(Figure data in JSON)
--------------------------------------------------
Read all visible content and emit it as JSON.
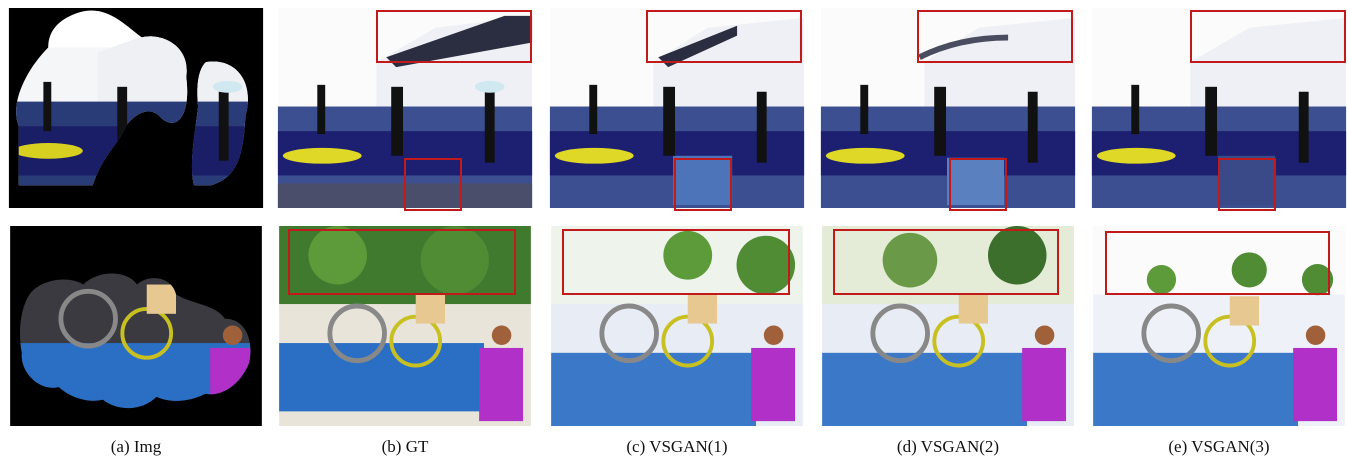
{
  "figure": {
    "captions": [
      "(a) Img",
      "(b) GT",
      "(c) VSGAN(1)",
      "(d) VSGAN(2)",
      "(e) VSGAN(3)"
    ]
  },
  "colors": {
    "highlight_box": "#c21a1a",
    "mask": "#000000"
  }
}
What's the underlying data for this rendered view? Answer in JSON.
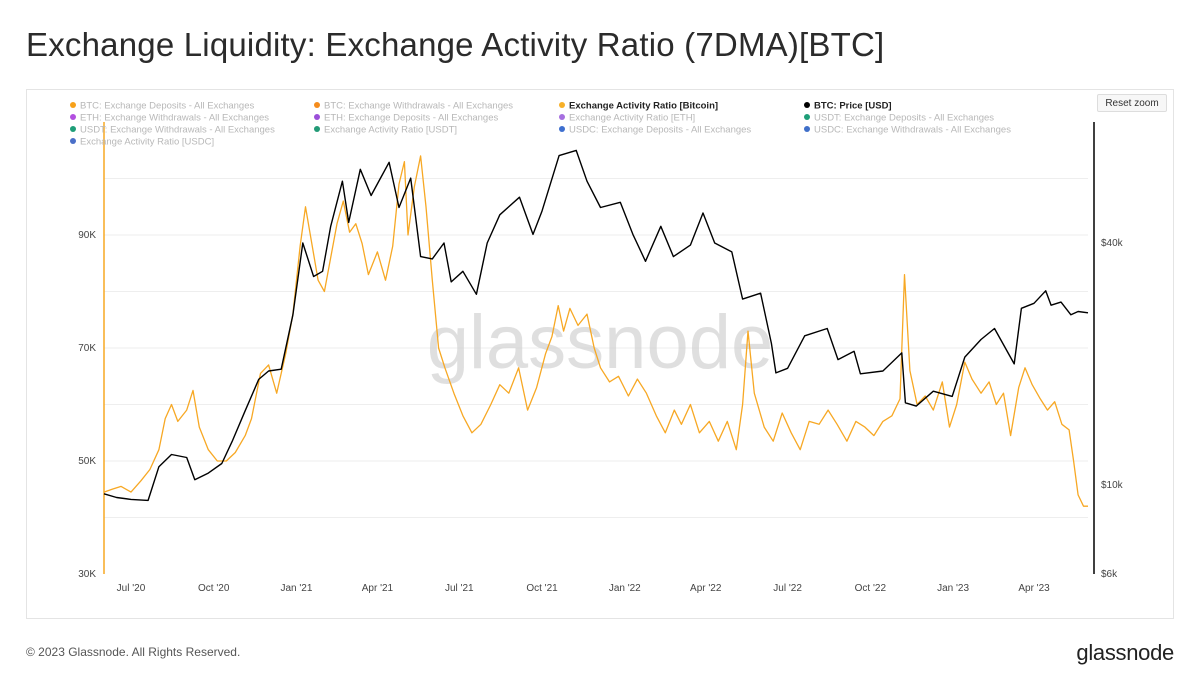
{
  "title": "Exchange Liquidity: Exchange Activity Ratio (7DMA)[BTC]",
  "reset_zoom_label": "Reset zoom",
  "watermark": "glassnode",
  "footer": {
    "copyright": "© 2023 Glassnode. All Rights Reserved.",
    "logo": "glassnode"
  },
  "colors": {
    "ratio_btc": "#F7A824",
    "price_btc": "#000000",
    "legend_inactive": "#b8b8b8",
    "grid": "#eeeeee"
  },
  "legend": [
    {
      "label": "BTC: Exchange Deposits - All Exchanges",
      "color": "#F7A11A",
      "active": false
    },
    {
      "label": "BTC: Exchange Withdrawals - All Exchanges",
      "color": "#F58C1C",
      "active": false
    },
    {
      "label": "Exchange Activity Ratio [Bitcoin]",
      "color": "#F7B028",
      "active": true
    },
    {
      "label": "BTC: Price [USD]",
      "color": "#000000",
      "active": true
    },
    {
      "label": "ETH: Exchange Withdrawals - All Exchanges",
      "color": "#B24FE0",
      "active": false
    },
    {
      "label": "ETH: Exchange Deposits - All Exchanges",
      "color": "#9B4FD9",
      "active": false
    },
    {
      "label": "Exchange Activity Ratio [ETH]",
      "color": "#A66FE0",
      "active": false
    },
    {
      "label": "USDT: Exchange Deposits - All Exchanges",
      "color": "#1E9E78",
      "active": false
    },
    {
      "label": "USDT: Exchange Withdrawals - All Exchanges",
      "color": "#1E9E78",
      "active": false
    },
    {
      "label": "Exchange Activity Ratio [USDT]",
      "color": "#229A76",
      "active": false
    },
    {
      "label": "USDC: Exchange Deposits - All Exchanges",
      "color": "#3E6FCF",
      "active": false
    },
    {
      "label": "USDC: Exchange Withdrawals - All Exchanges",
      "color": "#3F6FC9",
      "active": false
    },
    {
      "label": "Exchange Activity Ratio [USDC]",
      "color": "#4A6FC8",
      "active": false
    }
  ],
  "chart_data": {
    "type": "line",
    "title": "Exchange Liquidity: Exchange Activity Ratio (7DMA)[BTC]",
    "x_range": [
      "2020-06-01",
      "2023-05-31"
    ],
    "x_ticks": [
      {
        "label": "Jul '20",
        "date": "2020-07-01"
      },
      {
        "label": "Oct '20",
        "date": "2020-10-01"
      },
      {
        "label": "Jan '21",
        "date": "2021-01-01"
      },
      {
        "label": "Apr '21",
        "date": "2021-04-01"
      },
      {
        "label": "Jul '21",
        "date": "2021-07-01"
      },
      {
        "label": "Oct '21",
        "date": "2021-10-01"
      },
      {
        "label": "Jan '22",
        "date": "2022-01-01"
      },
      {
        "label": "Apr '22",
        "date": "2022-04-01"
      },
      {
        "label": "Jul '22",
        "date": "2022-07-01"
      },
      {
        "label": "Oct '22",
        "date": "2022-10-01"
      },
      {
        "label": "Jan '23",
        "date": "2023-01-01"
      },
      {
        "label": "Apr '23",
        "date": "2023-04-01"
      }
    ],
    "y_left": {
      "range": [
        30000,
        110000
      ],
      "ticks": [
        {
          "label": "30K",
          "value": 30000
        },
        {
          "label": "50K",
          "value": 50000
        },
        {
          "label": "70K",
          "value": 70000
        },
        {
          "label": "90K",
          "value": 90000
        }
      ]
    },
    "y_right": {
      "scale": "log",
      "range": [
        6000,
        80000
      ],
      "ticks": [
        {
          "label": "$6k",
          "value": 6000
        },
        {
          "label": "$10k",
          "value": 10000
        },
        {
          "label": "$40k",
          "value": 40000
        }
      ]
    },
    "series": [
      {
        "name": "Exchange Activity Ratio [Bitcoin]",
        "axis": "left",
        "color": "#F7A824",
        "points": [
          [
            "2020-06-01",
            44500
          ],
          [
            "2020-06-10",
            45000
          ],
          [
            "2020-06-20",
            45500
          ],
          [
            "2020-07-01",
            44500
          ],
          [
            "2020-07-12",
            46500
          ],
          [
            "2020-07-22",
            48500
          ],
          [
            "2020-08-01",
            52000
          ],
          [
            "2020-08-08",
            57500
          ],
          [
            "2020-08-15",
            60000
          ],
          [
            "2020-08-22",
            57000
          ],
          [
            "2020-09-01",
            59000
          ],
          [
            "2020-09-08",
            62500
          ],
          [
            "2020-09-15",
            56000
          ],
          [
            "2020-09-25",
            52000
          ],
          [
            "2020-10-05",
            50000
          ],
          [
            "2020-10-15",
            50000
          ],
          [
            "2020-10-25",
            51500
          ],
          [
            "2020-11-05",
            54500
          ],
          [
            "2020-11-12",
            57500
          ],
          [
            "2020-11-22",
            65500
          ],
          [
            "2020-12-01",
            67000
          ],
          [
            "2020-12-10",
            62000
          ],
          [
            "2020-12-20",
            69000
          ],
          [
            "2020-12-28",
            76000
          ],
          [
            "2021-01-05",
            88000
          ],
          [
            "2021-01-11",
            95000
          ],
          [
            "2021-01-18",
            88500
          ],
          [
            "2021-01-25",
            82000
          ],
          [
            "2021-02-01",
            80000
          ],
          [
            "2021-02-08",
            86000
          ],
          [
            "2021-02-15",
            92000
          ],
          [
            "2021-02-22",
            96000
          ],
          [
            "2021-03-01",
            90500
          ],
          [
            "2021-03-08",
            92000
          ],
          [
            "2021-03-15",
            88500
          ],
          [
            "2021-03-22",
            83000
          ],
          [
            "2021-04-01",
            87000
          ],
          [
            "2021-04-10",
            82000
          ],
          [
            "2021-04-18",
            88000
          ],
          [
            "2021-04-25",
            99000
          ],
          [
            "2021-05-01",
            103000
          ],
          [
            "2021-05-05",
            90000
          ],
          [
            "2021-05-12",
            98500
          ],
          [
            "2021-05-19",
            104000
          ],
          [
            "2021-05-25",
            95000
          ],
          [
            "2021-06-01",
            82000
          ],
          [
            "2021-06-08",
            70000
          ],
          [
            "2021-06-15",
            66500
          ],
          [
            "2021-06-25",
            62000
          ],
          [
            "2021-07-05",
            58000
          ],
          [
            "2021-07-15",
            55000
          ],
          [
            "2021-07-25",
            56500
          ],
          [
            "2021-08-05",
            60000
          ],
          [
            "2021-08-15",
            63500
          ],
          [
            "2021-08-25",
            62000
          ],
          [
            "2021-09-05",
            66500
          ],
          [
            "2021-09-15",
            59000
          ],
          [
            "2021-09-25",
            63000
          ],
          [
            "2021-10-05",
            69000
          ],
          [
            "2021-10-12",
            72000
          ],
          [
            "2021-10-19",
            77500
          ],
          [
            "2021-10-25",
            73000
          ],
          [
            "2021-11-01",
            77000
          ],
          [
            "2021-11-10",
            74000
          ],
          [
            "2021-11-20",
            76000
          ],
          [
            "2021-11-28",
            70000
          ],
          [
            "2021-12-05",
            66500
          ],
          [
            "2021-12-15",
            64000
          ],
          [
            "2021-12-25",
            65000
          ],
          [
            "2022-01-05",
            61500
          ],
          [
            "2022-01-15",
            64500
          ],
          [
            "2022-01-25",
            62000
          ],
          [
            "2022-02-05",
            58000
          ],
          [
            "2022-02-15",
            55000
          ],
          [
            "2022-02-25",
            59000
          ],
          [
            "2022-03-05",
            56500
          ],
          [
            "2022-03-15",
            60000
          ],
          [
            "2022-03-25",
            55000
          ],
          [
            "2022-04-05",
            57000
          ],
          [
            "2022-04-15",
            53500
          ],
          [
            "2022-04-25",
            57000
          ],
          [
            "2022-05-05",
            52000
          ],
          [
            "2022-05-12",
            60000
          ],
          [
            "2022-05-18",
            73000
          ],
          [
            "2022-05-25",
            62000
          ],
          [
            "2022-06-05",
            56000
          ],
          [
            "2022-06-15",
            53500
          ],
          [
            "2022-06-25",
            58500
          ],
          [
            "2022-07-05",
            55000
          ],
          [
            "2022-07-15",
            52000
          ],
          [
            "2022-07-25",
            57000
          ],
          [
            "2022-08-05",
            56500
          ],
          [
            "2022-08-15",
            59000
          ],
          [
            "2022-08-25",
            56500
          ],
          [
            "2022-09-05",
            53500
          ],
          [
            "2022-09-15",
            57000
          ],
          [
            "2022-09-25",
            56000
          ],
          [
            "2022-10-05",
            54500
          ],
          [
            "2022-10-15",
            57000
          ],
          [
            "2022-10-25",
            58000
          ],
          [
            "2022-11-03",
            61000
          ],
          [
            "2022-11-08",
            83000
          ],
          [
            "2022-11-14",
            66000
          ],
          [
            "2022-11-22",
            60000
          ],
          [
            "2022-12-01",
            61500
          ],
          [
            "2022-12-10",
            59000
          ],
          [
            "2022-12-20",
            64000
          ],
          [
            "2022-12-28",
            56000
          ],
          [
            "2023-01-05",
            60000
          ],
          [
            "2023-01-14",
            67500
          ],
          [
            "2023-01-22",
            64500
          ],
          [
            "2023-02-01",
            62000
          ],
          [
            "2023-02-10",
            64000
          ],
          [
            "2023-02-18",
            60000
          ],
          [
            "2023-02-26",
            62000
          ],
          [
            "2023-03-06",
            54500
          ],
          [
            "2023-03-15",
            63000
          ],
          [
            "2023-03-22",
            66500
          ],
          [
            "2023-03-30",
            63500
          ],
          [
            "2023-04-08",
            61000
          ],
          [
            "2023-04-16",
            59000
          ],
          [
            "2023-04-24",
            60500
          ],
          [
            "2023-05-02",
            56500
          ],
          [
            "2023-05-10",
            55500
          ],
          [
            "2023-05-15",
            50000
          ],
          [
            "2023-05-20",
            44000
          ],
          [
            "2023-05-26",
            42000
          ],
          [
            "2023-05-31",
            42000
          ]
        ]
      },
      {
        "name": "BTC: Price [USD]",
        "axis": "right",
        "color": "#000000",
        "points": [
          [
            "2020-06-01",
            9500
          ],
          [
            "2020-06-15",
            9300
          ],
          [
            "2020-07-01",
            9200
          ],
          [
            "2020-07-20",
            9150
          ],
          [
            "2020-08-01",
            11100
          ],
          [
            "2020-08-15",
            11900
          ],
          [
            "2020-09-01",
            11700
          ],
          [
            "2020-09-10",
            10300
          ],
          [
            "2020-09-25",
            10700
          ],
          [
            "2020-10-10",
            11300
          ],
          [
            "2020-10-22",
            12900
          ],
          [
            "2020-11-05",
            15300
          ],
          [
            "2020-11-20",
            18300
          ],
          [
            "2020-12-01",
            19200
          ],
          [
            "2020-12-15",
            19400
          ],
          [
            "2020-12-28",
            26500
          ],
          [
            "2021-01-08",
            40000
          ],
          [
            "2021-01-20",
            33000
          ],
          [
            "2021-01-30",
            34000
          ],
          [
            "2021-02-08",
            44000
          ],
          [
            "2021-02-21",
            57000
          ],
          [
            "2021-02-28",
            45000
          ],
          [
            "2021-03-13",
            61000
          ],
          [
            "2021-03-25",
            52500
          ],
          [
            "2021-04-14",
            63500
          ],
          [
            "2021-04-25",
            49000
          ],
          [
            "2021-05-08",
            58000
          ],
          [
            "2021-05-19",
            37000
          ],
          [
            "2021-06-01",
            36500
          ],
          [
            "2021-06-14",
            40000
          ],
          [
            "2021-06-22",
            32000
          ],
          [
            "2021-07-05",
            34000
          ],
          [
            "2021-07-20",
            29800
          ],
          [
            "2021-08-01",
            40000
          ],
          [
            "2021-08-15",
            47000
          ],
          [
            "2021-09-06",
            52000
          ],
          [
            "2021-09-21",
            42000
          ],
          [
            "2021-10-01",
            48000
          ],
          [
            "2021-10-20",
            66000
          ],
          [
            "2021-11-08",
            68000
          ],
          [
            "2021-11-20",
            57000
          ],
          [
            "2021-12-05",
            49000
          ],
          [
            "2021-12-27",
            50500
          ],
          [
            "2022-01-10",
            42000
          ],
          [
            "2022-01-24",
            36000
          ],
          [
            "2022-02-10",
            44000
          ],
          [
            "2022-02-24",
            37000
          ],
          [
            "2022-03-15",
            39500
          ],
          [
            "2022-03-29",
            47500
          ],
          [
            "2022-04-11",
            40000
          ],
          [
            "2022-04-30",
            38000
          ],
          [
            "2022-05-12",
            29000
          ],
          [
            "2022-06-01",
            30000
          ],
          [
            "2022-06-13",
            22500
          ],
          [
            "2022-06-18",
            19000
          ],
          [
            "2022-07-01",
            19500
          ],
          [
            "2022-07-20",
            23500
          ],
          [
            "2022-08-14",
            24500
          ],
          [
            "2022-08-26",
            20500
          ],
          [
            "2022-09-13",
            21500
          ],
          [
            "2022-09-20",
            18900
          ],
          [
            "2022-10-15",
            19200
          ],
          [
            "2022-11-05",
            21300
          ],
          [
            "2022-11-09",
            16000
          ],
          [
            "2022-11-21",
            15700
          ],
          [
            "2022-12-10",
            17100
          ],
          [
            "2022-12-31",
            16600
          ],
          [
            "2023-01-14",
            20800
          ],
          [
            "2023-02-01",
            23000
          ],
          [
            "2023-02-16",
            24500
          ],
          [
            "2023-03-10",
            20000
          ],
          [
            "2023-03-18",
            27500
          ],
          [
            "2023-04-01",
            28300
          ],
          [
            "2023-04-14",
            30400
          ],
          [
            "2023-04-20",
            28000
          ],
          [
            "2023-05-01",
            28500
          ],
          [
            "2023-05-12",
            26500
          ],
          [
            "2023-05-20",
            27000
          ],
          [
            "2023-05-31",
            26800
          ]
        ]
      }
    ]
  }
}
--------------------------------------------------
Of the lines in the records, determine how many contain the word "name", and report that number alone.

### REPLY
2